Daftar Tugas →
1. Salin tanpa perubahan bagian artikel tentang predator seksual anak yang dibuka dengan kata-kata yang memuat "Ironisnya, NV yang" dan ditutup dengan "Besar, Jakarta Pusat.".
2. Teruskan artikel tentang predator seksual anak, dimulai sesudah kalimat terakhir yang tercantum.

Blok Teks →
:::::
Predator Seksual Anak Merajalela, Kita Kudu Apa?

Nasional
Sebarkan Artikel Ini:

Eposdigi.com – Belum lama, ini kita diberondong dengan sejumlah berita mencengangkan di media tentang skandal kekerasan seksual terhadap anak. 7 Juli 2020, seorang bocah perempuan berusia 5 tahun di Kabupaten Pasuruan, Jawa Timur, ditemukan tewas di tengah parit persawahan.

Pelaku yang menyebabkan korban merenggang nyawa itu, adalah pasangan suami istri yang tinggal tak jauh dari rumah korban. Sebelum menggasak kalung dan gelang yang dikenakan korban, bocah malang tersebut sempat dicabuli hingga dua kali oleh salah seorang pelaku, saat istrinya sedang keluar.

Geser sedikit ke halaman belakang, kasus menghebohkan datang dari Kabupaten Lampung Timur. NV, seorang anak perempuan berusia 14 tahun menjadi target pencabulan oleh DA, salah seorang anggota Pusat Pelayanan Terpadu Pemberdayaan Perempuan dan Anak (P2TP2A) Lampung Timur.

 Ironisnya, NV yang sebelumnya pernah menjadi korban pencabulan sengaja dititipkan oleh orang tuanya pada lembaga tersebut yang dipandang mampu memberikan perlindungan dan pendampingan bagi korban.

Semakin jauh ke hari-hari sebelumnya, awal Maret lalu, kita dibuat terperangah dengan tragedi pembunuhan seorang bocah A yang masih berusia 5 tahun, di Sawah Besar, Jakarta Pusat.

Baca Juga: Virginitas Jadi Ukuran Kehormatan Perempuan?

Jenazah korban sengaja disembunyikan di lemari, oleh pelaku berusia 15 tahun yang masih duduk di bangku SMP, yakni NF. Tentu saja kabar ini sangat menggegerkan. Bagaimana tidak, usia NF yang masih belia terbilang tak masuk akal untuk melancarkan aksinya.

Apalagi dalam sebuah pengakuan kepada pihak berwenang, NF menyatakan puas telah menghabisi nyawa seorang anak. Usut punya usut, dua bulan berselang, NF diketahui tengah mengandung. Usia kandungannya yang memasuki 14 minggu kembali mendatangkan keterkejutan bagi masyarakat.

Yang lebih menohok lagi, NF rupanya pernah menjadi korban kebejatan orang terdekatnya, yakni kedua paman dan kekasihnya.

Yang terbaru ialah perkara eksploitasi seksual yang dilakukan seolah warga negara Perancis, yakni FAC, yang melibatkan sebanyak 305 anak. Anak-anak tersebut diiming-imingi akan dijadikan model oleh pelaku.
:::::
Kumpulan Data →
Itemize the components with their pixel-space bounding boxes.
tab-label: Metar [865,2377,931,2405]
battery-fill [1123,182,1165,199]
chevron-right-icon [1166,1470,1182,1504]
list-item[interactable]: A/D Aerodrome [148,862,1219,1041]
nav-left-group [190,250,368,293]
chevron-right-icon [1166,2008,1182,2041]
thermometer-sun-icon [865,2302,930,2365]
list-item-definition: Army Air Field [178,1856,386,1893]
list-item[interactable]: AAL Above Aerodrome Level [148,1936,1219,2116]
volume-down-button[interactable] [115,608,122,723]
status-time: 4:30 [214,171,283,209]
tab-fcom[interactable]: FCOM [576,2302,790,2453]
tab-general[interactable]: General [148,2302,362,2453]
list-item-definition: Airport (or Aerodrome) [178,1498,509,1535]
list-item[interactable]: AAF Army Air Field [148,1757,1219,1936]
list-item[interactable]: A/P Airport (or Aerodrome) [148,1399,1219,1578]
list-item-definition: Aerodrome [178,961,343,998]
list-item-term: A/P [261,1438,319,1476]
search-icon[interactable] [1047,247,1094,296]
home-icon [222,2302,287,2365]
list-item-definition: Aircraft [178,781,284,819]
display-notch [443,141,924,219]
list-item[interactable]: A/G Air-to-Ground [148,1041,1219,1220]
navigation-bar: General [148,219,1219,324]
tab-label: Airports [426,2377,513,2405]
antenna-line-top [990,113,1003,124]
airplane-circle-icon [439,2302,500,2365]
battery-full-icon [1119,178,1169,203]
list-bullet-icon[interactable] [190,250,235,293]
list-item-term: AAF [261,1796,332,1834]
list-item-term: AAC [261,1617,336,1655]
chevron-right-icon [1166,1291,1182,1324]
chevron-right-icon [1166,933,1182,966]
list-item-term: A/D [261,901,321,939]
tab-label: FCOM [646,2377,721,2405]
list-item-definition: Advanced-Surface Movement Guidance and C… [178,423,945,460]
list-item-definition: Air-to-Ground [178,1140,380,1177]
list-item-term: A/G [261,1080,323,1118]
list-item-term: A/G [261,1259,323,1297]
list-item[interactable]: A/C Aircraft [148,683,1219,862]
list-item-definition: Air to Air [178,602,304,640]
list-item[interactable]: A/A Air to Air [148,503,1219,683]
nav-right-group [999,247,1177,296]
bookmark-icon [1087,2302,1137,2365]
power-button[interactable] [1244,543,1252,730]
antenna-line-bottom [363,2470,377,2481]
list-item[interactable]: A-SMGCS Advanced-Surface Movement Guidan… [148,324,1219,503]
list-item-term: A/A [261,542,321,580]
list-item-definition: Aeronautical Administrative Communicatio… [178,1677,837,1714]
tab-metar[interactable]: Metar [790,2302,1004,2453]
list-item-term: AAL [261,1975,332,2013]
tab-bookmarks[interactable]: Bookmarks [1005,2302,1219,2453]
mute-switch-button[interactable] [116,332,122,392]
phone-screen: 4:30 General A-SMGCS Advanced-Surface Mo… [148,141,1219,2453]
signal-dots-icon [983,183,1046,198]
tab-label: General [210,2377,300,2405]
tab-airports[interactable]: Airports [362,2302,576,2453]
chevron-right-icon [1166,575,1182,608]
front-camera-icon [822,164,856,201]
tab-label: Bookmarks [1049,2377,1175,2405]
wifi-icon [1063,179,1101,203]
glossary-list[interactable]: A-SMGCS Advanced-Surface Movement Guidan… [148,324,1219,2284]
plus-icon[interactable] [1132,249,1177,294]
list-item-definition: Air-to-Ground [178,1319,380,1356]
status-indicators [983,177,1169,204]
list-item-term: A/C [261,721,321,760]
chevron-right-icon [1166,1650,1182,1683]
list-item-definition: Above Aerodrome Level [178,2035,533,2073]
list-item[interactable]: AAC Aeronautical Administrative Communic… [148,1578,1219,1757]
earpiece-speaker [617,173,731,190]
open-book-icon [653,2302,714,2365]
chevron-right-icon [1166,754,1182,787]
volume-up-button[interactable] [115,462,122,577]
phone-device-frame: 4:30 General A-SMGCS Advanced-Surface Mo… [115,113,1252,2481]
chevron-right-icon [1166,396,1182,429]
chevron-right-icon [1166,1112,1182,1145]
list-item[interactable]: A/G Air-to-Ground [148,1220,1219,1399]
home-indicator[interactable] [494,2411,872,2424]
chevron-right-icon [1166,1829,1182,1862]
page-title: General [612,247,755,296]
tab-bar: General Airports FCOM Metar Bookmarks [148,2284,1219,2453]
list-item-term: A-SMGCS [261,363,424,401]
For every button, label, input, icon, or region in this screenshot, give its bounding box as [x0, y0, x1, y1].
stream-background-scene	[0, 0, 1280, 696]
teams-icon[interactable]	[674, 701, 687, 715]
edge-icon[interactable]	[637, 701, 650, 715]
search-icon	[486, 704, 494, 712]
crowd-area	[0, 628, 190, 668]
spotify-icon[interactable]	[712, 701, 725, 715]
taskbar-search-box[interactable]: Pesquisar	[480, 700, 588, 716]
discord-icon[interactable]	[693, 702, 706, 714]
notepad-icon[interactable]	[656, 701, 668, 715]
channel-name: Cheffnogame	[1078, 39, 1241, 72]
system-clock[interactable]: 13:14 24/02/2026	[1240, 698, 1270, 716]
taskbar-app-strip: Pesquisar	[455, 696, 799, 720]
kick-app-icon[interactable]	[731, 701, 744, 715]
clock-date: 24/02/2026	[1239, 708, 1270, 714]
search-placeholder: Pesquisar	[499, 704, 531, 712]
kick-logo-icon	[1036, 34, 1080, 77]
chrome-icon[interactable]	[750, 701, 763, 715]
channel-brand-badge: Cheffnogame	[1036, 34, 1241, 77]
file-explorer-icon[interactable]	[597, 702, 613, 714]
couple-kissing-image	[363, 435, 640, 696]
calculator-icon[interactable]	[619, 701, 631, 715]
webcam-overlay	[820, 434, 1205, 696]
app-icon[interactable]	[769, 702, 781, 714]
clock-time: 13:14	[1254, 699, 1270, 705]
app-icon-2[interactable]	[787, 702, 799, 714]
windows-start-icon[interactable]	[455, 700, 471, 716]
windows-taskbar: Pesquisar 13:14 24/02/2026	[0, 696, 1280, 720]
:::::
Penyelesaian Soal →
1.
Ironisnya, NV yang sebelumnya pernah menjadi korban pencabulan sengaja dititipkan oleh orang tuanya pada lembaga tersebut yang dipandang mampu memberikan perlindungan dan pendampingan bagi korban.

Semakin jauh ke hari-hari sebelumnya, awal Maret lalu, kita dibuat terperangah dengan tragedi pembunuhan seorang bocah A yang masih berusia 5 tahun, di Sawah Besar, Jakarta Pusat.

2.
Ketiga kasus di atas hanya sedikit dari sekian banyak kasus kekerasan yang menimpa anak-anak. Komisi Perlindungan Anak Indonesia (KPAI) mencatat bahwa sepanjang tahun 2019, adda sebanyak 21 kasus kekerasan seksual yang menyeret 123 korban di institusi pendidikan.

Sekali lagi, hanya di institusi pendidikan. Kasus-kasus itu pun yang berani dilaporkan dan terekam publik. Tak menutup kemungkinan, masih banyak kasus lain yang sengaja dikubur dalam-dalam.

Dari ke-21 kasus tersebut, sebanyak 13 kasus terjadi di lingkungan Sekolah Dasar (SD), 5 kasus di Sekolah Menengah Pertama (SMP), dan sisanya, 3 kasus di Sekolah Menengah Atas (SMA).

Temuan lain dari Lembaga Perlindungan Saksi dan Korban (LPSK) mencatat bahwa kasus kekerasan seksual kepada anak cenderung meningkat sejak tahun 2016. Pada 2016, jumlah kasus kekerasan seksual terhadap anak berada pada angka 25.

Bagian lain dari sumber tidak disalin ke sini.